Exercise task - Rewrite the entries below as a JSON list of strings, one string per line, starting at the first line and running through the line that contains "The exhaust gas tract 16 is at (409, 455).", with both ends included and blank lines left out.
++++ Records for the task
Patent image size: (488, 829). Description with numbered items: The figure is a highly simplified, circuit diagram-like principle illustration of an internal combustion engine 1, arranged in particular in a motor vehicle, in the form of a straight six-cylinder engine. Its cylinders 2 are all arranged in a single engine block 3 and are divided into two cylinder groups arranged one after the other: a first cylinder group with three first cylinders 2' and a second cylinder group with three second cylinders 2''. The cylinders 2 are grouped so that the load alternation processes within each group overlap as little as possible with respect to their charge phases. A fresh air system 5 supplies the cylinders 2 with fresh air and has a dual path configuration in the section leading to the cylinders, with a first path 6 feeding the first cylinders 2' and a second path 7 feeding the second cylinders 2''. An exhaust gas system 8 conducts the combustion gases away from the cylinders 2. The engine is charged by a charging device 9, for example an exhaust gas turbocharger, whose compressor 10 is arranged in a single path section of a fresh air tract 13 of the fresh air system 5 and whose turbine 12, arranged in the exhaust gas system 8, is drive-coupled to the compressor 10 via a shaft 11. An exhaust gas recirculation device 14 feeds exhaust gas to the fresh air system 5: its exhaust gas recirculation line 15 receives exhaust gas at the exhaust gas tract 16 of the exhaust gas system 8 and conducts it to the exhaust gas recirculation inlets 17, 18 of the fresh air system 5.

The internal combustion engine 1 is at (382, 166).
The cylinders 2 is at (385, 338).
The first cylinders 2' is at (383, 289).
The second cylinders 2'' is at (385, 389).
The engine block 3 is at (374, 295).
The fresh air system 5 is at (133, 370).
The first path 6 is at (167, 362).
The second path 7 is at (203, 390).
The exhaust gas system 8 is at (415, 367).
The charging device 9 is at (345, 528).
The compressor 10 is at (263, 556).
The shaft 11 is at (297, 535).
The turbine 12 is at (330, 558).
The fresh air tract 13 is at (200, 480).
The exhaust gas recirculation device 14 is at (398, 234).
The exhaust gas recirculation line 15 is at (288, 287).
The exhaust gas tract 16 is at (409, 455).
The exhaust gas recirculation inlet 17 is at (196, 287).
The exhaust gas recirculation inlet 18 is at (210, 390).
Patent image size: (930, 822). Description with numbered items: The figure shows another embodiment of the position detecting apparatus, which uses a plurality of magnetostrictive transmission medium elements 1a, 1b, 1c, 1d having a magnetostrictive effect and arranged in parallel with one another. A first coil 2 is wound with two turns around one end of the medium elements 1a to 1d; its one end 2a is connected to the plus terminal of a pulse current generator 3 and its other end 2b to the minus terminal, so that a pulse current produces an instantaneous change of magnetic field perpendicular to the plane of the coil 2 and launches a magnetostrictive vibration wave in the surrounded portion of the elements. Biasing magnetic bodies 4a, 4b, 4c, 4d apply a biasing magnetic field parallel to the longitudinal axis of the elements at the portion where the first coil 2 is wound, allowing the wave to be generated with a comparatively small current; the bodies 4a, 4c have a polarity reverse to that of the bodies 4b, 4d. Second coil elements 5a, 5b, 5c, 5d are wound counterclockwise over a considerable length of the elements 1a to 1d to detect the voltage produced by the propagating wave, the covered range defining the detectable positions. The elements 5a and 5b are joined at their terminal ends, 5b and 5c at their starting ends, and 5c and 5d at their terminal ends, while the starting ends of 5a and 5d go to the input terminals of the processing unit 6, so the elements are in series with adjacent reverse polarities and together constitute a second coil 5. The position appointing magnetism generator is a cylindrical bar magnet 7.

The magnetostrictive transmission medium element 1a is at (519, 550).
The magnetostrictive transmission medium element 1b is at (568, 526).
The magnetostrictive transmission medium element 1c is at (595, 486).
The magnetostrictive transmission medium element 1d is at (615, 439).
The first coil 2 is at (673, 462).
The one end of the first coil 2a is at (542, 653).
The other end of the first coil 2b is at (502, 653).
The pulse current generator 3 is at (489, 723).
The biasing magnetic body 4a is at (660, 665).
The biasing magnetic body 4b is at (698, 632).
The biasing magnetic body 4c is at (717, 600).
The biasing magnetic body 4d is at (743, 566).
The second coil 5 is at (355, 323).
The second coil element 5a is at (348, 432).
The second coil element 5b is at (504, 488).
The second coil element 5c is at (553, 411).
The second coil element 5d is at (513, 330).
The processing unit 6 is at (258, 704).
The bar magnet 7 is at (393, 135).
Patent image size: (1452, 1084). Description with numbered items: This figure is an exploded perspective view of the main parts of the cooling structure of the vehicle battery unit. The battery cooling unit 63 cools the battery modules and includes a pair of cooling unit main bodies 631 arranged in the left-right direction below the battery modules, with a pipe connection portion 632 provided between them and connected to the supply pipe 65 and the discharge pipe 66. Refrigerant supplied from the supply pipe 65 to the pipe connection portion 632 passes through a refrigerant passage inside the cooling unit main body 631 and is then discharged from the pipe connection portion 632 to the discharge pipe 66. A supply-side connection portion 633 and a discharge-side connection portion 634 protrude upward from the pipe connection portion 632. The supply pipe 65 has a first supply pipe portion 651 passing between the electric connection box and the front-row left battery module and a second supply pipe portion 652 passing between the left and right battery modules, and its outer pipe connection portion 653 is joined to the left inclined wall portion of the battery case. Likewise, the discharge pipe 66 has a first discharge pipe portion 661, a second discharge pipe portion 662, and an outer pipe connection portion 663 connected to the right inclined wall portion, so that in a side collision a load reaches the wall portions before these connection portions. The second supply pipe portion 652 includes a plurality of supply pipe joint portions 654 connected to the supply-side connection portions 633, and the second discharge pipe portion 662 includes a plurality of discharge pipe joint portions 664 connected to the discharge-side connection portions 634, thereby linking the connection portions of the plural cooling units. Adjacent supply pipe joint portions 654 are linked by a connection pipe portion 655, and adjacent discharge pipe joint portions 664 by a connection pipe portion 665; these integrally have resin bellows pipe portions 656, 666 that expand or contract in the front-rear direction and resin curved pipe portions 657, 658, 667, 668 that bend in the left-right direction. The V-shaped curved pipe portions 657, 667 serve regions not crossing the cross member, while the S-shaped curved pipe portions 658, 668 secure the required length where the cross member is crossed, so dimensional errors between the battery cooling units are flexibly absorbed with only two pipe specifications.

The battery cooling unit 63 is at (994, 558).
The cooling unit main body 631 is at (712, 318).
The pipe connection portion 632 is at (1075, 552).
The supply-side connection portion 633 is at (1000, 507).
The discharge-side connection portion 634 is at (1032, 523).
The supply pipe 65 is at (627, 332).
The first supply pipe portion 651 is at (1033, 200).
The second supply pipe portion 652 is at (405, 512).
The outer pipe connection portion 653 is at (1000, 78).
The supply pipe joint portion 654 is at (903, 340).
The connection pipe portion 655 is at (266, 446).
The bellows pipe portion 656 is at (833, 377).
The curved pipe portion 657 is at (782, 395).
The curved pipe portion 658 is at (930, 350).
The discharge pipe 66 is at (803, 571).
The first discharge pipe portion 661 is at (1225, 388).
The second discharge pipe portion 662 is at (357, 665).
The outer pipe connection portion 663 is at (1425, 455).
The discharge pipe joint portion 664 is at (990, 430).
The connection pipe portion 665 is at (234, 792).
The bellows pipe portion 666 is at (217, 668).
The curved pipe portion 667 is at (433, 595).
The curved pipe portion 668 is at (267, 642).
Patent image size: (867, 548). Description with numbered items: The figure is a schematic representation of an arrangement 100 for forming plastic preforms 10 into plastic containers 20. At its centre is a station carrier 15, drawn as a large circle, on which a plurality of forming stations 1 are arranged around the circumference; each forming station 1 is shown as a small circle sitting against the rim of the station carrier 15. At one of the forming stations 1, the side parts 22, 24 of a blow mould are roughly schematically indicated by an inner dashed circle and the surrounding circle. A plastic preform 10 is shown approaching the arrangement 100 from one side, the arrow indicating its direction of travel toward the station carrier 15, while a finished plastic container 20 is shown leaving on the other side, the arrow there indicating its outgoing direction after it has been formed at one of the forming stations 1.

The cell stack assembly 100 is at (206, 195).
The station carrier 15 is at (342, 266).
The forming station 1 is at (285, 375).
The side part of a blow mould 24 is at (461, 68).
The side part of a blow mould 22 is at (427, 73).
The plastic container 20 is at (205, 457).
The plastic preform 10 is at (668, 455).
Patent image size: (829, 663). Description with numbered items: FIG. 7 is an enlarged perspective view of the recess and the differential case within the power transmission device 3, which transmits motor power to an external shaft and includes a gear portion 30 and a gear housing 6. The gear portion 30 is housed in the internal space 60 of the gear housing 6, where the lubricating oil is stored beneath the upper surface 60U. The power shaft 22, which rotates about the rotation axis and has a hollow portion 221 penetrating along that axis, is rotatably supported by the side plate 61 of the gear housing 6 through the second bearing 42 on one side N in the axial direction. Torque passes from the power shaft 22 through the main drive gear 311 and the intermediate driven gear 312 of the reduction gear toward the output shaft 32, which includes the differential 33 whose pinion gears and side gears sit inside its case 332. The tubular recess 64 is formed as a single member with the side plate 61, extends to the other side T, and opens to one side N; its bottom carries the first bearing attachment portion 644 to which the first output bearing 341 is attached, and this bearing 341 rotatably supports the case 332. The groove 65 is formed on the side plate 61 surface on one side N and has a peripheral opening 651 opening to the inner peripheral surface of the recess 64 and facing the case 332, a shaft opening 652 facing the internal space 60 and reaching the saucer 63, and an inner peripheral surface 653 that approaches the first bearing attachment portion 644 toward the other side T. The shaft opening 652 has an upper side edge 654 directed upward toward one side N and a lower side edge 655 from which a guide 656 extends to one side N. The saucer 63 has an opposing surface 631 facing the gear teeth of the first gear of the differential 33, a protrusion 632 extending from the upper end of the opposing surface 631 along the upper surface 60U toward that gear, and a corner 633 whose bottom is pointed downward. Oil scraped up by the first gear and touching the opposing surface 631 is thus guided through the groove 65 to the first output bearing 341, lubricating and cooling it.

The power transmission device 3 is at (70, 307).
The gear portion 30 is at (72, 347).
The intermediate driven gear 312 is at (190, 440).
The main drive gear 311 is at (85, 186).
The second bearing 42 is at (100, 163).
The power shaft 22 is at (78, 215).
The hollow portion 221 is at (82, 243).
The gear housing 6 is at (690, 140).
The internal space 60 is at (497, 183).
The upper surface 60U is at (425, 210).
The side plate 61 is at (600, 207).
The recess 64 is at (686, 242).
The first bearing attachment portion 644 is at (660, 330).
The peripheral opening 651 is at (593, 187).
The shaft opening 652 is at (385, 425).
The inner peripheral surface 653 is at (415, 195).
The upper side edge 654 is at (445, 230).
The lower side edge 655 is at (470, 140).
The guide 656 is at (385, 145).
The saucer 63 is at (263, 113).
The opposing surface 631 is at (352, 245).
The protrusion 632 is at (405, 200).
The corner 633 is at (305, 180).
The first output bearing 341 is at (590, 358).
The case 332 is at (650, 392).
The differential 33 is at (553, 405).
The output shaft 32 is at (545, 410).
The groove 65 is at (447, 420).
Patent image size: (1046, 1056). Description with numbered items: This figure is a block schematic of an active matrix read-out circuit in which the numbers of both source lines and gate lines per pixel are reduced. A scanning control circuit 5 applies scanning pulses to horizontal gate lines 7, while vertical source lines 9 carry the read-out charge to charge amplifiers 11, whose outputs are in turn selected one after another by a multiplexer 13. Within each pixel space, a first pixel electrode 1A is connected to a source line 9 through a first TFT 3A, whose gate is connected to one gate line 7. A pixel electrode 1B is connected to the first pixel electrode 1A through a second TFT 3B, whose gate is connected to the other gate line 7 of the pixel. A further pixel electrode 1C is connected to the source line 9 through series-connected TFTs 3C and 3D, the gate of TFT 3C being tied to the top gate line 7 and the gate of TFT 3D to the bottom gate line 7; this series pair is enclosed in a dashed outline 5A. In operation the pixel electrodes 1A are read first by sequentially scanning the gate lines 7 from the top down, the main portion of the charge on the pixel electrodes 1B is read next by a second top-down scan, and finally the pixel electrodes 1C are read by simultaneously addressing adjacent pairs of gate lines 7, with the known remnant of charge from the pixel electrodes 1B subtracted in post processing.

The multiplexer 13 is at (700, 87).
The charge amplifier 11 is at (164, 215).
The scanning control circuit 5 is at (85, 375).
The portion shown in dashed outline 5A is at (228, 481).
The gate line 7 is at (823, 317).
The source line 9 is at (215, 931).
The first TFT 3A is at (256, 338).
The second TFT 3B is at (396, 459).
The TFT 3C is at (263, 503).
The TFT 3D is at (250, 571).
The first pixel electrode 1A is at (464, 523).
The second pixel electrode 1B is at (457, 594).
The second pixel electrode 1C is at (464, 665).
++++++++
Written answer -
[
  "Patent image size: (488, 829). Description with numbered items: The figure is a highly simplified, circuit diagram-like principle illustration of an internal combustion engine 1, arranged in particular in a motor vehicle, in the form of a straight six-cylinder engine. Its cylinders 2 are all arranged in a single engine block 3 and are divided into two cylinder groups arranged one after the other: a first cylinder group with three first cylinders 2' and a second cylinder group with three second cylinders 2''. The cylinders 2 are grouped so that the load alternation processes within each group overlap as little as possible with respect to their charge phases. A fresh air system 5 supplies the cylinders 2 with fresh air and has a dual path configuration in the section leading to the cylinders, with a first path 6 feeding the first cylinders 2' and a second path 7 feeding the second cylinders 2''. An exhaust gas system 8 conducts the combustion gases away from the cylinders 2. The engine is charged by a charging device 9, for example an exhaust gas turbocharger, whose compressor 10 is arranged in a single path section of a fresh air tract 13 of the fresh air system 5 and whose turbine 12, arranged in the exhaust gas system 8, is drive-coupled to the compressor 10 via a shaft 11. An exhaust gas recirculation device 14 feeds exhaust gas to the fresh air system 5: its exhaust gas recirculation line 15 receives exhaust gas at the exhaust gas tract 16 of the exhaust gas system 8 and conducts it to the exhaust gas recirculation inlets 17, 18 of the fresh air system 5.",
  "The internal combustion engine 1 is at (382, 166).",
  "The cylinders 2 is at (385, 338).",
  "The first cylinders 2' is at (383, 289).",
  "The second cylinders 2'' is at (385, 389).",
  "The engine block 3 is at (374, 295).",
  "The fresh air system 5 is at (133, 370).",
  "The first path 6 is at (167, 362).",
  "The second path 7 is at (203, 390).",
  "The exhaust gas system 8 is at (415, 367).",
  "The charging device 9 is at (345, 528).",
  "The compressor 10 is at (263, 556).",
  "The shaft 11 is at (297, 535).",
  "The turbine 12 is at (330, 558).",
  "The fresh air tract 13 is at (200, 480).",
  "The exhaust gas recirculation device 14 is at (398, 234).",
  "The exhaust gas recirculation line 15 is at (288, 287).",
  "The exhaust gas tract 16 is at (409, 455)."
]